Work to be completed: Only a number is required: how many lines of the material contain the word "description"?

--- Begin Data entries ---

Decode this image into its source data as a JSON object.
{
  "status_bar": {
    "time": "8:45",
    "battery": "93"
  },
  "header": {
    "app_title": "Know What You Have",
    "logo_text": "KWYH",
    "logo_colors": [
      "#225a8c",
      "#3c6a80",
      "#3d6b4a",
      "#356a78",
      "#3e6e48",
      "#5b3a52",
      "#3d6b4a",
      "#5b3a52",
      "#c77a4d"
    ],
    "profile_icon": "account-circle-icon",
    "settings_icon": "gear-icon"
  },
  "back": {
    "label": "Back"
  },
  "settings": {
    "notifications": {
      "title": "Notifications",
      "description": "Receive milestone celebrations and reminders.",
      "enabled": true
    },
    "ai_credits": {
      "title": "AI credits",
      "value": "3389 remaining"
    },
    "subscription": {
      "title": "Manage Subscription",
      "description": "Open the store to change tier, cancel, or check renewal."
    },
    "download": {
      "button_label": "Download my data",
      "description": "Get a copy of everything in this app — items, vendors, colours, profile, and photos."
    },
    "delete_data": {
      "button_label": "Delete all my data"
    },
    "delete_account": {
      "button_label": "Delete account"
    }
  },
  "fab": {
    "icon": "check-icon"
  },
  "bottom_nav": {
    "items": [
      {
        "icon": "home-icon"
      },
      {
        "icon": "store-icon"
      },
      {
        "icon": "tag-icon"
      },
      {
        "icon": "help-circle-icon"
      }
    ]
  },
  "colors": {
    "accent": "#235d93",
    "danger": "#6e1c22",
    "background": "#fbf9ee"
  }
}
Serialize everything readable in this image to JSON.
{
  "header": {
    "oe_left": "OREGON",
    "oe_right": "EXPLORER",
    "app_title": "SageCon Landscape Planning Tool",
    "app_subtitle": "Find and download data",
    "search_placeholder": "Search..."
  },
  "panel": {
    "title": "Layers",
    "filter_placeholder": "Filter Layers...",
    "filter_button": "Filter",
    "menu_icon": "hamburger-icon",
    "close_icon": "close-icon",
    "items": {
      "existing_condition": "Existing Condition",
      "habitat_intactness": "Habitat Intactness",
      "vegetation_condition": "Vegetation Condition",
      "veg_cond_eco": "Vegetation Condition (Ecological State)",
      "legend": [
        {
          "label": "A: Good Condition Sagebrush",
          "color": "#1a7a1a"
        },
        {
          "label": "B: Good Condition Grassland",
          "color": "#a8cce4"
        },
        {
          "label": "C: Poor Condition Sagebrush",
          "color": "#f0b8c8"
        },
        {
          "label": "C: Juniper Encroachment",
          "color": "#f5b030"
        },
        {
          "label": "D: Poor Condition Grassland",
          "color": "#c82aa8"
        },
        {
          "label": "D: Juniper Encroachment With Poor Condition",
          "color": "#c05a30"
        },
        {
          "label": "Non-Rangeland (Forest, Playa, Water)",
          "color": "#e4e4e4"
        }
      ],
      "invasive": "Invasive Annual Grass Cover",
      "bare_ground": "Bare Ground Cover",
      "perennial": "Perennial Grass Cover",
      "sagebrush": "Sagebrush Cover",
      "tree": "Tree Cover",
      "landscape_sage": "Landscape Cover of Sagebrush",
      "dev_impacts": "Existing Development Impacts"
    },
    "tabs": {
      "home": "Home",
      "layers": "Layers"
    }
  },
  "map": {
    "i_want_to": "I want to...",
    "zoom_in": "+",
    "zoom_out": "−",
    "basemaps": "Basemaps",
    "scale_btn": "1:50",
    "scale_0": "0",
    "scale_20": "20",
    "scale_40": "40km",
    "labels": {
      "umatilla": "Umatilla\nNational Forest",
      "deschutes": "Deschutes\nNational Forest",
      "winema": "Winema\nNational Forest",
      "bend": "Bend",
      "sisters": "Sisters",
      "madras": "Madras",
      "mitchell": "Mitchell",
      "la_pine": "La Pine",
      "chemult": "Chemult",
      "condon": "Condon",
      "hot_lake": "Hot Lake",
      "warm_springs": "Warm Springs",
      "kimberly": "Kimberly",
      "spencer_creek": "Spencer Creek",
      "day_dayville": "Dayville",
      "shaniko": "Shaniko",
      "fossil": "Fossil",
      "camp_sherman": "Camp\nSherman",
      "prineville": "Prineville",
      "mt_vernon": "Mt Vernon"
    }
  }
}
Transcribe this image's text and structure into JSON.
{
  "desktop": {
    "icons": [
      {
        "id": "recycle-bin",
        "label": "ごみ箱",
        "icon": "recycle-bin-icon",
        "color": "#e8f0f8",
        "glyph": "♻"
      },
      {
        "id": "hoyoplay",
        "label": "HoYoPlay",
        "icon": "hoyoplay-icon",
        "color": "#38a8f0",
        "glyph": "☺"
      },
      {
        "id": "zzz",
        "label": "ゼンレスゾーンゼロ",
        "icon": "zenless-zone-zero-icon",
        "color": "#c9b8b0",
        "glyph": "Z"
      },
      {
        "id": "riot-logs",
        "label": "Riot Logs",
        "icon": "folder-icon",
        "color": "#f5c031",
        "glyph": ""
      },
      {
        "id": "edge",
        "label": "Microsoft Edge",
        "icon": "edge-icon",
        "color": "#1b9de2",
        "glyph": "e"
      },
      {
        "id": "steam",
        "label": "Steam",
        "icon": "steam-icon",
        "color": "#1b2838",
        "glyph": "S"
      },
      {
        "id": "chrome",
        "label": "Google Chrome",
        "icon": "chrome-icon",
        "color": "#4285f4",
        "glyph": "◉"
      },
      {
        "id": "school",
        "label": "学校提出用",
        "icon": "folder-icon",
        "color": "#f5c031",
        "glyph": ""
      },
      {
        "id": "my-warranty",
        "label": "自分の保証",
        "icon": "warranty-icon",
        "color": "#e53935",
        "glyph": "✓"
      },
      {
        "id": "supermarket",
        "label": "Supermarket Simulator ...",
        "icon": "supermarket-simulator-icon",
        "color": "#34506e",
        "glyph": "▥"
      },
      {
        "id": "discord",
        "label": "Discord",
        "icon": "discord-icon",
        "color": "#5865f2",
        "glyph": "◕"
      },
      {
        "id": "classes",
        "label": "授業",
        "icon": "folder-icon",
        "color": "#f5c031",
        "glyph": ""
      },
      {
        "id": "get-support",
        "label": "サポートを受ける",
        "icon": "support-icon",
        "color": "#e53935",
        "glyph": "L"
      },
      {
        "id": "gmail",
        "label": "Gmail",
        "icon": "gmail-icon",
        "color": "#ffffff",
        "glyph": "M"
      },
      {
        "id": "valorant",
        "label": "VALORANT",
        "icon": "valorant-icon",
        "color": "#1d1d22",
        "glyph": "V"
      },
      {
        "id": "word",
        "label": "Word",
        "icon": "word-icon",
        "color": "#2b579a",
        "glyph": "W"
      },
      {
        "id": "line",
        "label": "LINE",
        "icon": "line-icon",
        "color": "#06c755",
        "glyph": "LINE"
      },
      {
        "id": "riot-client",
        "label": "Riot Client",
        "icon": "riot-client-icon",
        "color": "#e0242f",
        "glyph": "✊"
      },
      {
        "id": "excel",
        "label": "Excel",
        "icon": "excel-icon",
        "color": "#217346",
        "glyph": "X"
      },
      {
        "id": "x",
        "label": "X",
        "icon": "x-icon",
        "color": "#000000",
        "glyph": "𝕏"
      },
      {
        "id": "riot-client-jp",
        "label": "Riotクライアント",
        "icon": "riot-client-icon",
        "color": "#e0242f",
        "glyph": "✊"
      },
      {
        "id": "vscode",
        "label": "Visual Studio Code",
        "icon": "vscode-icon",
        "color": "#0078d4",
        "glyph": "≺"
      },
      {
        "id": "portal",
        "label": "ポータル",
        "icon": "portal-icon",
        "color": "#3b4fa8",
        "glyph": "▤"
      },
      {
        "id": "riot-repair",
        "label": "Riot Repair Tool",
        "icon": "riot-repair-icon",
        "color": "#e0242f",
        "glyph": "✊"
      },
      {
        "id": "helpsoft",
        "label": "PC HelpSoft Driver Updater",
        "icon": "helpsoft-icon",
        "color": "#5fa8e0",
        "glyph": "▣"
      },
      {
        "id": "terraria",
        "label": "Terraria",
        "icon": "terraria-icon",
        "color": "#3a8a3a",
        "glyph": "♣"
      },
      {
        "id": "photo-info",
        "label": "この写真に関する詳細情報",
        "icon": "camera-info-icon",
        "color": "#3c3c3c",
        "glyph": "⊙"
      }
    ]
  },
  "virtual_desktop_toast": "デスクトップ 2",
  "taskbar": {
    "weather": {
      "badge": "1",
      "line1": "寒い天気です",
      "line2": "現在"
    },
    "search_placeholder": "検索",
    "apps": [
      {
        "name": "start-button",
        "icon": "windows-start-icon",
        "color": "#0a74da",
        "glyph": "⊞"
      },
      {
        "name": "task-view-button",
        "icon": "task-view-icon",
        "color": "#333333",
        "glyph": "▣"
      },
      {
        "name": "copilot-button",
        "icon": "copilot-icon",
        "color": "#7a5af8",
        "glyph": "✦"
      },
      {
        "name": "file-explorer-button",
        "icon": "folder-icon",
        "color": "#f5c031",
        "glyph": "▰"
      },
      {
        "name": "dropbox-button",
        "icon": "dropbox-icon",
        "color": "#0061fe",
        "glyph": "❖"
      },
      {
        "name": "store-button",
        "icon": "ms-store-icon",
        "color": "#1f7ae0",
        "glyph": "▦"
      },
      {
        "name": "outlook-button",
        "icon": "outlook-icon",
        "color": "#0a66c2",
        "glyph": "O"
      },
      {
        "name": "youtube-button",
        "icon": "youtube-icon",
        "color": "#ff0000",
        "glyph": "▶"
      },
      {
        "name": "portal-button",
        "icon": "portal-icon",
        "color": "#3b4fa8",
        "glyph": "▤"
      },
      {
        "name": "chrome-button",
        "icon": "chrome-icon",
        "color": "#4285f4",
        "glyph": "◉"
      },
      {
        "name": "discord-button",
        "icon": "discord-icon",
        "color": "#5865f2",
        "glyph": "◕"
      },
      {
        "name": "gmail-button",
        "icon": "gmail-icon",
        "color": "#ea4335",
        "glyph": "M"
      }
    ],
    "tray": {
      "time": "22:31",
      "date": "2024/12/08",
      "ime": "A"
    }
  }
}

--- End Data entries ---

Output of the task: 3